#### DESCRIPTION OF THE TASK
Output all of the entries below precisely as written.
───
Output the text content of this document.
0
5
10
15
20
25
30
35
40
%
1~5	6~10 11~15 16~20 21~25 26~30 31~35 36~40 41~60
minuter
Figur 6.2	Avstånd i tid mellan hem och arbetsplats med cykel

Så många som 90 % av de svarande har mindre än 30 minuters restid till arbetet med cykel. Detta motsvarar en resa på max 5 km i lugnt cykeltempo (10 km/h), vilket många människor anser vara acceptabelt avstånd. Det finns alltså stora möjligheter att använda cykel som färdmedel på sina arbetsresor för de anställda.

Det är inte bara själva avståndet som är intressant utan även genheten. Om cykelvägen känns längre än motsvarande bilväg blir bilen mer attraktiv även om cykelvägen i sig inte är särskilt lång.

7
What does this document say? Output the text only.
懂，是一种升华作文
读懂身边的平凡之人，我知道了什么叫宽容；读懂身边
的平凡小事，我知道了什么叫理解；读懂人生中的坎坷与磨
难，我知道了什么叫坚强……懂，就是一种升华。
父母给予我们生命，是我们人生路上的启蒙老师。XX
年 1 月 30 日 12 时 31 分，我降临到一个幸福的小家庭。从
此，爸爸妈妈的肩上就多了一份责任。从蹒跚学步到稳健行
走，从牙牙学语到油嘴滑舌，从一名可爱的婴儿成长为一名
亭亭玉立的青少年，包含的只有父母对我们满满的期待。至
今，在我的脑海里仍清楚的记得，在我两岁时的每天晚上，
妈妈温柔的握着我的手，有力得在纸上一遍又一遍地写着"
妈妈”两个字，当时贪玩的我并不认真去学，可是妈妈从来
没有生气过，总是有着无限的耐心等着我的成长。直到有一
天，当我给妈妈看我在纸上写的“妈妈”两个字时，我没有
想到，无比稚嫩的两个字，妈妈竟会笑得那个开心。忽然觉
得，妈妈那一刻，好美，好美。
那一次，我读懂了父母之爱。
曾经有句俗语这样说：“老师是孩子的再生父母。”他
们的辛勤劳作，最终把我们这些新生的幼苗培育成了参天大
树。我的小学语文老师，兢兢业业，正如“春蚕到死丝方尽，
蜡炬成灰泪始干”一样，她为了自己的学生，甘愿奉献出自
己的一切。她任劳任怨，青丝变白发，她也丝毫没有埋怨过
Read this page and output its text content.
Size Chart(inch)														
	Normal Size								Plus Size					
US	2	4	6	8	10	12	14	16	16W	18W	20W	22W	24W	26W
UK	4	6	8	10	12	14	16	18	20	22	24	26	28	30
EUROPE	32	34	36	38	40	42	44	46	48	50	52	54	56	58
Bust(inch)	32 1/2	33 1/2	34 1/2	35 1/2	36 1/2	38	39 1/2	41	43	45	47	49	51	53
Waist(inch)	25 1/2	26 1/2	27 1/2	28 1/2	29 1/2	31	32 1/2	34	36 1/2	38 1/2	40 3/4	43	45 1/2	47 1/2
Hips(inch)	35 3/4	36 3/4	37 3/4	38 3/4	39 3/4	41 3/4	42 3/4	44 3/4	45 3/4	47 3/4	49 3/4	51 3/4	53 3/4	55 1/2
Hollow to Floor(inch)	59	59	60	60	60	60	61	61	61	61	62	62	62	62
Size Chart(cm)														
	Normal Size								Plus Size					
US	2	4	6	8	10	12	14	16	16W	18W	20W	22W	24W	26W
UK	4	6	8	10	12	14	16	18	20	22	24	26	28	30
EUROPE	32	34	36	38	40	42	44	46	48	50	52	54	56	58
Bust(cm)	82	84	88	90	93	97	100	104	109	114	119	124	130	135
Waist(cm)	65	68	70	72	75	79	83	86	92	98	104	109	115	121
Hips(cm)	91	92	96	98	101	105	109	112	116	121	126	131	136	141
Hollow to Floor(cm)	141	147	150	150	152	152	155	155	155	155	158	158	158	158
───
#### WRITTEN ANSWER
Output the text content of this document.
0
5
10
15
20
25
30
35
40
%
1~5	6~10 11~15 16~20 21~25 26~30 31~35 36~40 41~60
minuter
Figur 6.2	Avstånd i tid mellan hem och arbetsplats med cykel

Så många som 90 % av de svarande har mindre än 30 minuters restid till arbetet med cykel. Detta motsvarar en resa på max 5 km i lugnt cykeltempo (10 km/h), vilket många människor anser vara acceptabelt avstånd. Det finns alltså stora möjligheter att använda cykel som färdmedel på sina arbetsresor för de anställda.

Det är inte bara själva avståndet som är intressant utan även genheten. Om cykelvägen känns längre än motsvarande bilväg blir bilen mer attraktiv även om cykelvägen i sig inte är särskilt lång.

7
What does this document say? Output the text only.
懂，是一种升华作文
读懂身边的平凡之人，我知道了什么叫宽容；读懂身边
的平凡小事，我知道了什么叫理解；读懂人生中的坎坷与磨
难，我知道了什么叫坚强……懂，就是一种升华。
父母给予我们生命，是我们人生路上的启蒙老师。XX
年 1 月 30 日 12 时 31 分，我降临到一个幸福的小家庭。从
此，爸爸妈妈的肩上就多了一份责任。从蹒跚学步到稳健行
走，从牙牙学语到油嘴滑舌，从一名可爱的婴儿成长为一名
亭亭玉立的青少年，包含的只有父母对我们满满的期待。至
今，在我的脑海里仍清楚的记得，在我两岁时的每天晚上，
妈妈温柔的握着我的手，有力得在纸上一遍又一遍地写着"
妈妈”两个字，当时贪玩的我并不认真去学，可是妈妈从来
没有生气过，总是有着无限的耐心等着我的成长。直到有一
天，当我给妈妈看我在纸上写的“妈妈”两个字时，我没有
想到，无比稚嫩的两个字，妈妈竟会笑得那个开心。忽然觉
得，妈妈那一刻，好美，好美。
那一次，我读懂了父母之爱。
曾经有句俗语这样说：“老师是孩子的再生父母。”他
们的辛勤劳作，最终把我们这些新生的幼苗培育成了参天大
树。我的小学语文老师，兢兢业业，正如“春蚕到死丝方尽，
蜡炬成灰泪始干”一样，她为了自己的学生，甘愿奉献出自
己的一切。她任劳任怨，青丝变白发，她也丝毫没有埋怨过
Read this page and output its text content.
Size Chart(inch)														
	Normal Size								Plus Size					
US	2	4	6	8	10	12	14	16	16W	18W	20W	22W	24W	26W
UK	4	6	8	10	12	14	16	18	20	22	24	26	28	30
EUROPE	32	34	36	38	40	42	44	46	48	50	52	54	56	58
Bust(inch)	32 1/2	33 1/2	34 1/2	35 1/2	36 1/2	38	39 1/2	41	43	45	47	49	51	53
Waist(inch)	25 1/2	26 1/2	27 1/2	28 1/2	29 1/2	31	32 1/2	34	36 1/2	38 1/2	40 3/4	43	45 1/2	47 1/2
Hips(inch)	35 3/4	36 3/4	37 3/4	38 3/4	39 3/4	41 3/4	42 3/4	44 3/4	45 3/4	47 3/4	49 3/4	51 3/4	53 3/4	55 1/2
Hollow to Floor(inch)	59	59	60	60	60	60	61	61	61	61	62	62	62	62
Size Chart(cm)														
	Normal Size								Plus Size					
US	2	4	6	8	10	12	14	16	16W	18W	20W	22W	24W	26W
UK	4	6	8	10	12	14	16	18	20	22	24	26	28	30
EUROPE	32	34	36	38	40	42	44	46	48	50	52	54	56	58
Bust(cm)	82	84	88	90	93	97	100	104	109	114	119	124	130	135
Waist(cm)	65	68	70	72	75	79	83	86	92	98	104	109	115	121
Hips(cm)	91	92	96	98	101	105	109	112	116	121	126	131	136	141
Hollow to Floor(cm)	141	147	150	150	152	152	155	155	155	155	158	158	158	158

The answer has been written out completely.